* **What is required**
Gather the lines that hold the string "会社で取引先や業務委託先の選定する際に".

═══ Records for the task

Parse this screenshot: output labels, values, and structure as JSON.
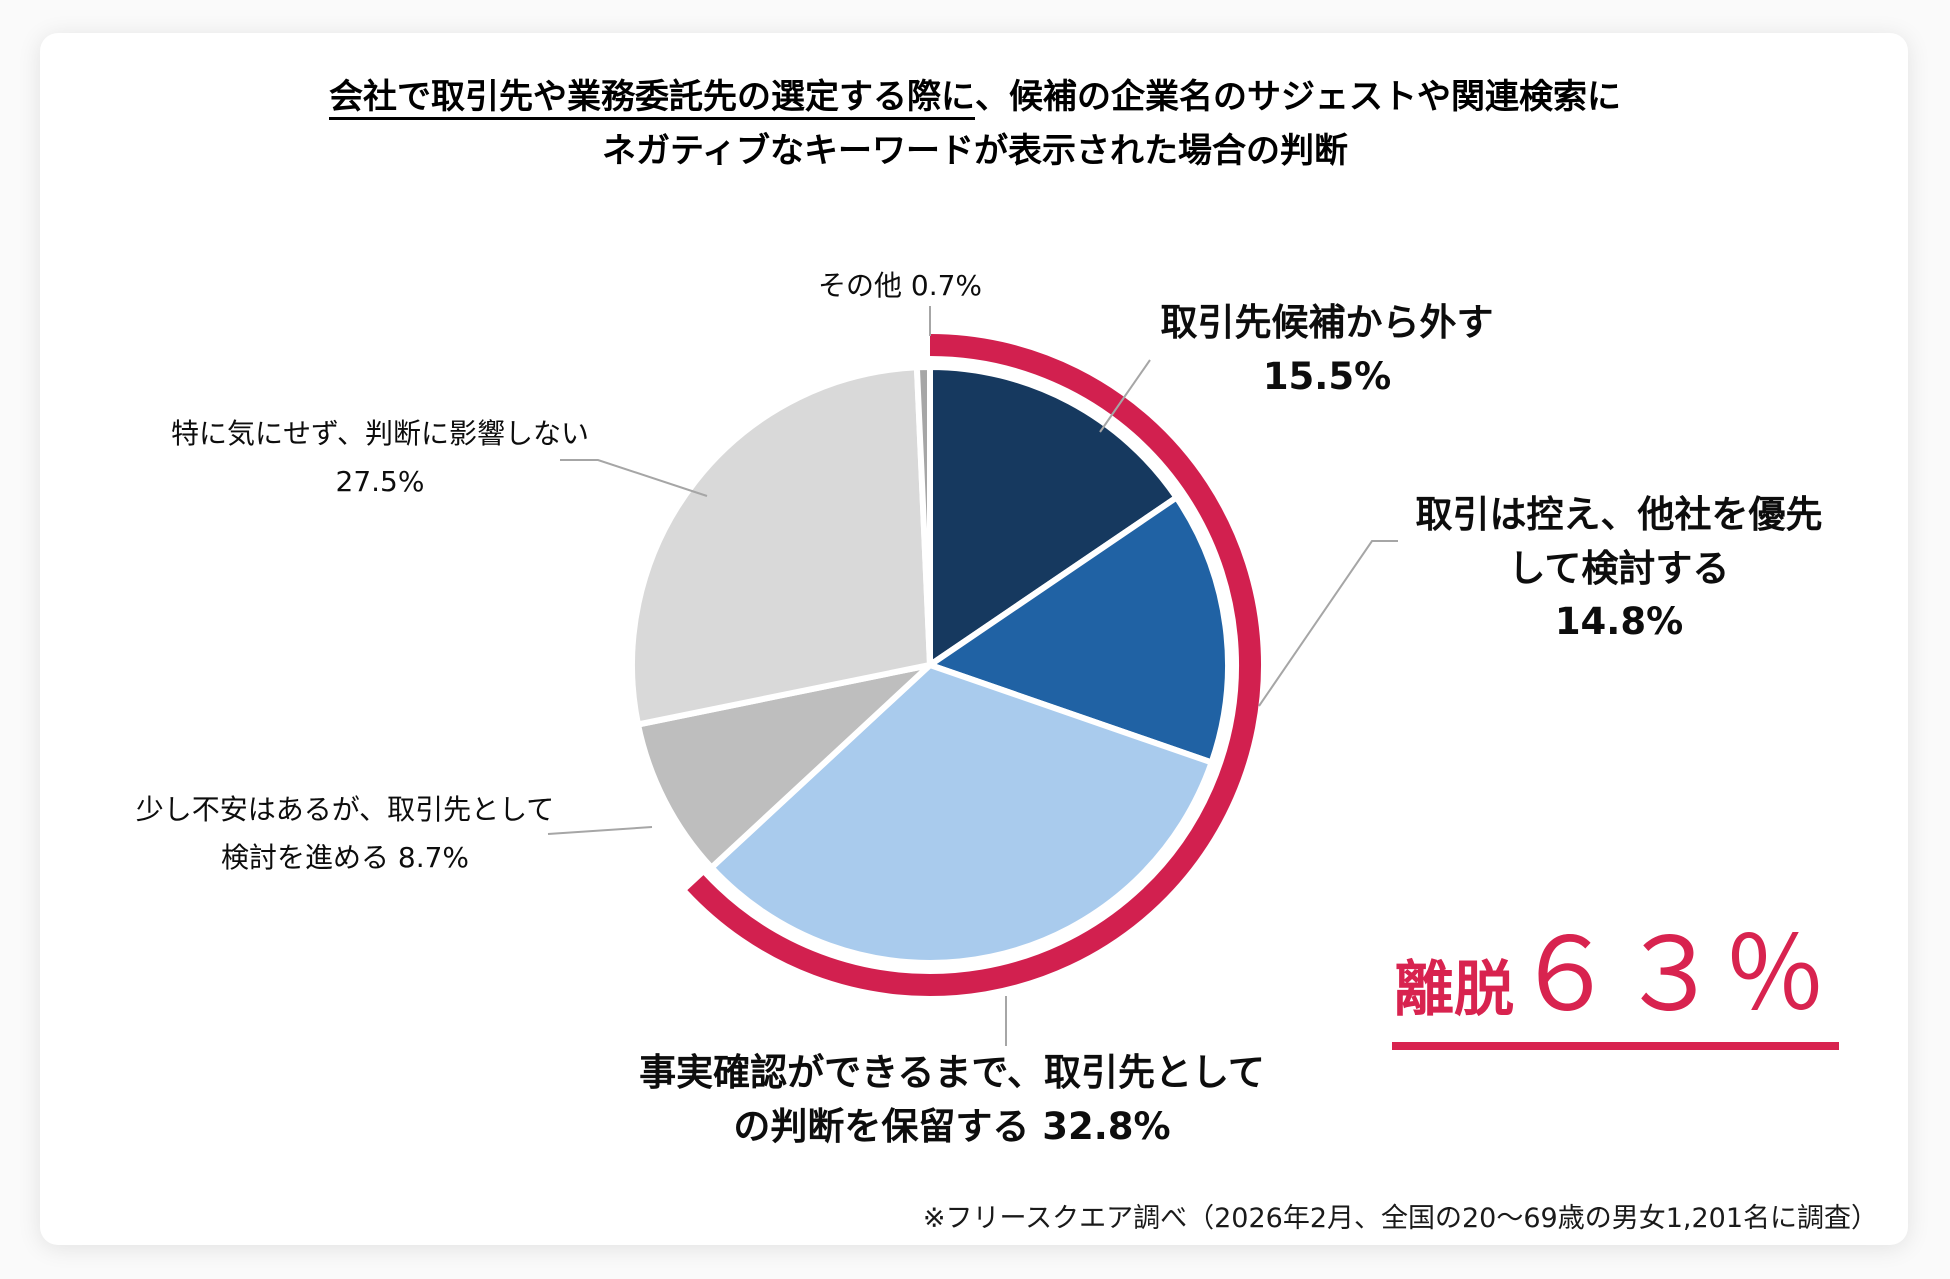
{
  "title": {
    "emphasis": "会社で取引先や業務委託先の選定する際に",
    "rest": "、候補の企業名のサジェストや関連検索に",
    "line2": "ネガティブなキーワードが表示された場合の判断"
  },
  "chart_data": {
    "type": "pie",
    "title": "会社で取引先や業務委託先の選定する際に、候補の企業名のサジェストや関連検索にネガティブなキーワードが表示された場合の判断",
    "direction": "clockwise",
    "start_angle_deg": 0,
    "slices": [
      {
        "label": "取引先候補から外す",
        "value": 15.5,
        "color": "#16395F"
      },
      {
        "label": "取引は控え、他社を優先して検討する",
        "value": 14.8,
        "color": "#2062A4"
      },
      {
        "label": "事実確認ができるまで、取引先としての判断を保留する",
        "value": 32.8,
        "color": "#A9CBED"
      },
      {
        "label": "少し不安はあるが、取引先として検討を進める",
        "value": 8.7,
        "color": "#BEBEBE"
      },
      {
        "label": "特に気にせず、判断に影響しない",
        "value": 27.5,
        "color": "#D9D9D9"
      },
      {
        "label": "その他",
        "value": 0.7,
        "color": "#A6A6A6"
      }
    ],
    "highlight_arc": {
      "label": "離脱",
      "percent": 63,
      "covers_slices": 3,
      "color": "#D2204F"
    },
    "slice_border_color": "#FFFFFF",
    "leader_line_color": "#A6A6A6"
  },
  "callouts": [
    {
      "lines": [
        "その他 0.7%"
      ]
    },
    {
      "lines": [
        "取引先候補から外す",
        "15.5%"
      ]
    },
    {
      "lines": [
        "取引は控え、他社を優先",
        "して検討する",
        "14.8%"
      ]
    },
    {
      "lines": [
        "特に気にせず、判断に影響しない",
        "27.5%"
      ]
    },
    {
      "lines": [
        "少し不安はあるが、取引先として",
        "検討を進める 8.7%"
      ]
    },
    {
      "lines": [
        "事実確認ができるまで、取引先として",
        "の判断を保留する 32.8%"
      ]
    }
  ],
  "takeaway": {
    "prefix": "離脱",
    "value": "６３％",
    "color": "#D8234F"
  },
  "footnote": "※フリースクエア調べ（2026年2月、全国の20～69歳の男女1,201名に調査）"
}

══════
═══ Records for the task

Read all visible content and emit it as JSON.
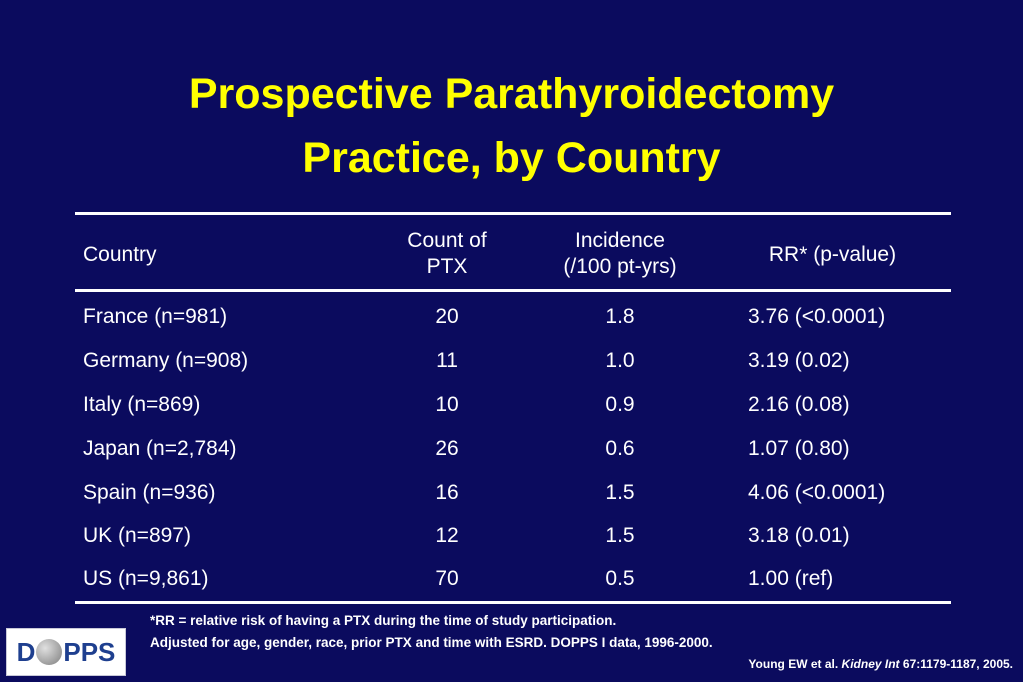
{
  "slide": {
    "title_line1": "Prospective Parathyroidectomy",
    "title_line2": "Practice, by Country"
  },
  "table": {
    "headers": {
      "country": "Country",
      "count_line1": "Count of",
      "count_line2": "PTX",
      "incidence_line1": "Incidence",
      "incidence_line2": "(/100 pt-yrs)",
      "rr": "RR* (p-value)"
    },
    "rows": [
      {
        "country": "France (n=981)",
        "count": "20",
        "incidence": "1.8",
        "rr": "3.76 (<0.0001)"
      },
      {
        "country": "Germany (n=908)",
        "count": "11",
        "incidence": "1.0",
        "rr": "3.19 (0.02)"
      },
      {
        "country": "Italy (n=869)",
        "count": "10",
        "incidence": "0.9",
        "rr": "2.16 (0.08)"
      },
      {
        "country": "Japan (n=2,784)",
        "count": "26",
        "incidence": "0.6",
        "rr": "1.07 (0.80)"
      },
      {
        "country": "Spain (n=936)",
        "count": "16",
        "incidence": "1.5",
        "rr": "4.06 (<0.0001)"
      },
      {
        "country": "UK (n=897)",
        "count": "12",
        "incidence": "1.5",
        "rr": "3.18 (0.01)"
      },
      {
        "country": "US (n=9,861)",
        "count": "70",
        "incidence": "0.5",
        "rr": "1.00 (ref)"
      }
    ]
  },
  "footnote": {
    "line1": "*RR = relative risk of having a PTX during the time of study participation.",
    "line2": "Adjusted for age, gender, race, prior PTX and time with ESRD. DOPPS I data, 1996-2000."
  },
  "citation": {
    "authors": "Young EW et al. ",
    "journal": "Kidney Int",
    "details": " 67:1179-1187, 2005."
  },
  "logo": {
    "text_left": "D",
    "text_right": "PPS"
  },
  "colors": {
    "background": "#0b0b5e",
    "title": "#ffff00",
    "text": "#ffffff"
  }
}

══════

* **Answer to this task**
    "emphasis": "会社で取引先や業務委託先の選定する際に",
    "title": "会社で取引先や業務委託先の選定する際に、候補の企業名のサジェストや関連検索にネガティブなキーワードが表示された場合の判断",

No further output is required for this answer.